[Dataset entries]
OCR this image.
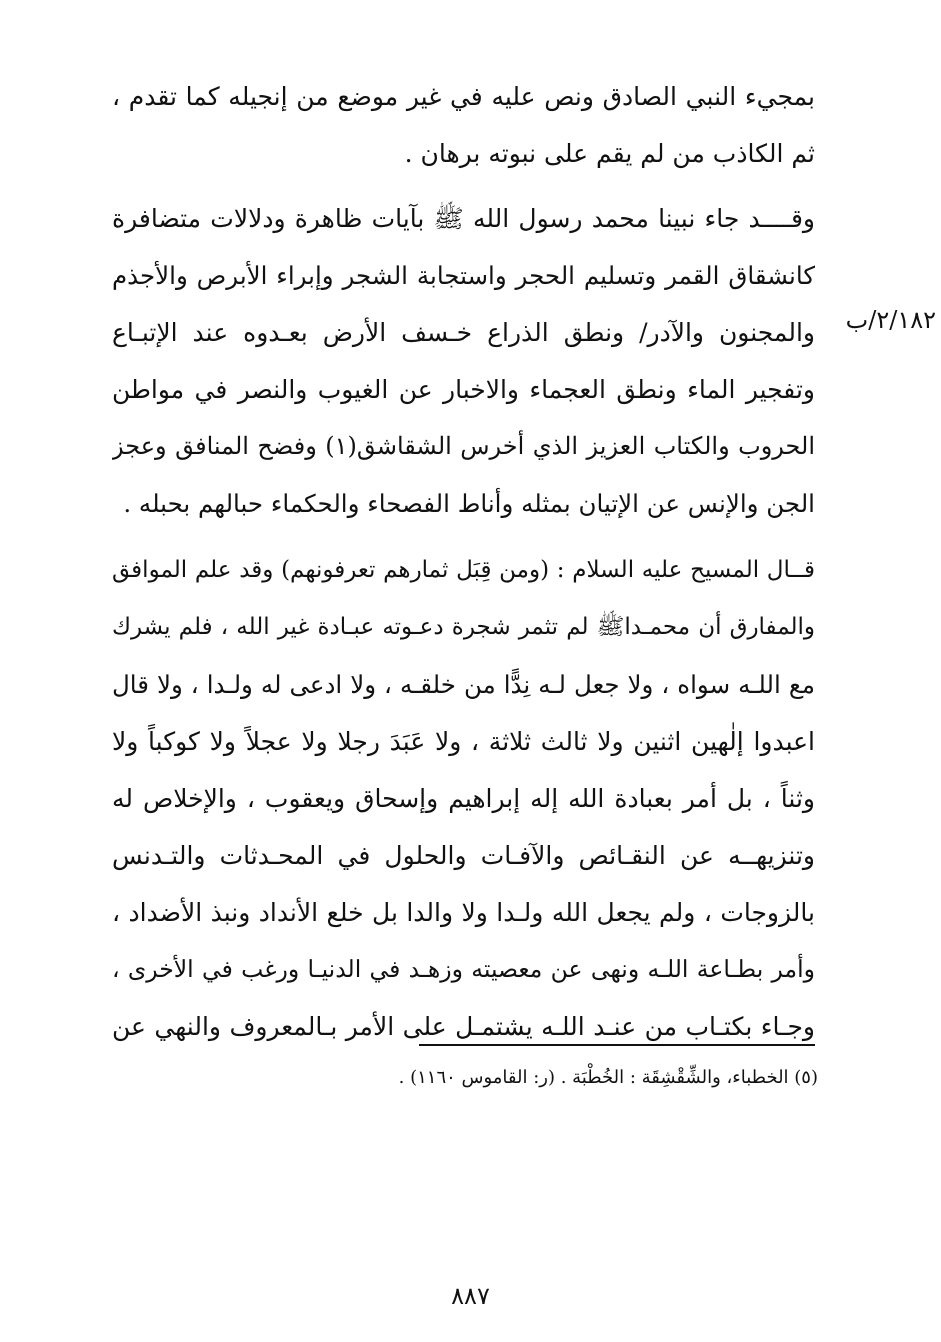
بمجيء النبي الصادق ونص عليه في غير موضع من إنجيله كما تقدم ،
ثم الكاذب من لم يقم على نبوته برهان .
وقــــد جاء نبينا محمد رسول الله ﷺ بآيات ظاهرة ودلالات متضافرة
كانشقاق القمر وتسليم الحجر واستجابة الشجر وإبراء الأبرص والأجذم
والمجنون والآدر/ ونطق الذراع خـسف الأرض بعـدوه عند الإتبـاع
وتفجير الماء ونطق العجماء والاخبار عن الغيوب والنصر في مواطن
الحروب والكتاب العزيز الذي أخرس الشقاشق(١) وفضح المنافق وعجز
الجن والإنس عن الإتيان بمثله وأناط الفصحاء والحكماء حبالهم بحبله .
قــال المسيح عليه السلام : (ومن قِبَل ثمارهم تعرفونهم) وقد علم الموافق
والمفارق أن محمـداﷺ لم تثمر شجرة دعـوته عبـادة غير الله ، فلم يشرك
مع اللـه سواه ، ولا جعل لـه نِدًّا من خلقـه ، ولا ادعى له ولـدا ، ولا قال
اعبدوا إلٰهين اثنين ولا ثالث ثلاثة ، ولا عَبَدَ رجلا ولا عجلاً ولا كوكباً ولا
وثناً ، بل أمر بعبادة الله إله إبراهيم وإسحاق ويعقوب ، والإخلاص له
وتنزيهــه عن النقـائص والآفـات والحلول في المحـدثات والتـدنس
بالزوجات ، ولم يجعل الله ولـدا ولا والدا بل خلع الأنداد ونبذ الأضداد ،
وأمر بطـاعة اللـه ونهى عن معصيته وزهـد في الدنيـا ورغب في الأخرى ،
وجـاء بكتـاب من عنـد اللـه يشتمـل على الأمر بـالمعروف والنهي عن
٢/١٨٢/ب
(٥) الخطباء، والشِّقْشِقَة : الخُطْبَة . (ر: القاموس ١١٦٠) .
٨٨٧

▶ _WRITTEN INSTRUCTION_: Write out the entries above word for word. Do not include the pictures.

▶ _RESPONSE TO THE TASK_:
OCR this image.
بمجيء النبي الصادق ونص عليه في غير موضع من إنجيله كما تقدم ،
ثم الكاذب من لم يقم على نبوته برهان .
وقــــد جاء نبينا محمد رسول الله ﷺ بآيات ظاهرة ودلالات متضافرة
كانشقاق القمر وتسليم الحجر واستجابة الشجر وإبراء الأبرص والأجذم
والمجنون والآدر/ ونطق الذراع خـسف الأرض بعـدوه عند الإتبـاع
وتفجير الماء ونطق العجماء والاخبار عن الغيوب والنصر في مواطن
الحروب والكتاب العزيز الذي أخرس الشقاشق(١) وفضح المنافق وعجز
الجن والإنس عن الإتيان بمثله وأناط الفصحاء والحكماء حبالهم بحبله .
قــال المسيح عليه السلام : (ومن قِبَل ثمارهم تعرفونهم) وقد علم الموافق
والمفارق أن محمـداﷺ لم تثمر شجرة دعـوته عبـادة غير الله ، فلم يشرك
مع اللـه سواه ، ولا جعل لـه نِدًّا من خلقـه ، ولا ادعى له ولـدا ، ولا قال
اعبدوا إلٰهين اثنين ولا ثالث ثلاثة ، ولا عَبَدَ رجلا ولا عجلاً ولا كوكباً ولا
وثناً ، بل أمر بعبادة الله إله إبراهيم وإسحاق ويعقوب ، والإخلاص له
وتنزيهــه عن النقـائص والآفـات والحلول في المحـدثات والتـدنس
بالزوجات ، ولم يجعل الله ولـدا ولا والدا بل خلع الأنداد ونبذ الأضداد ،
وأمر بطـاعة اللـه ونهى عن معصيته وزهـد في الدنيـا ورغب في الأخرى ،
وجـاء بكتـاب من عنـد اللـه يشتمـل على الأمر بـالمعروف والنهي عن
٢/١٨٢/ب
(٥) الخطباء، والشِّقْشِقَة : الخُطْبَة . (ر: القاموس ١١٦٠) .
٨٨٧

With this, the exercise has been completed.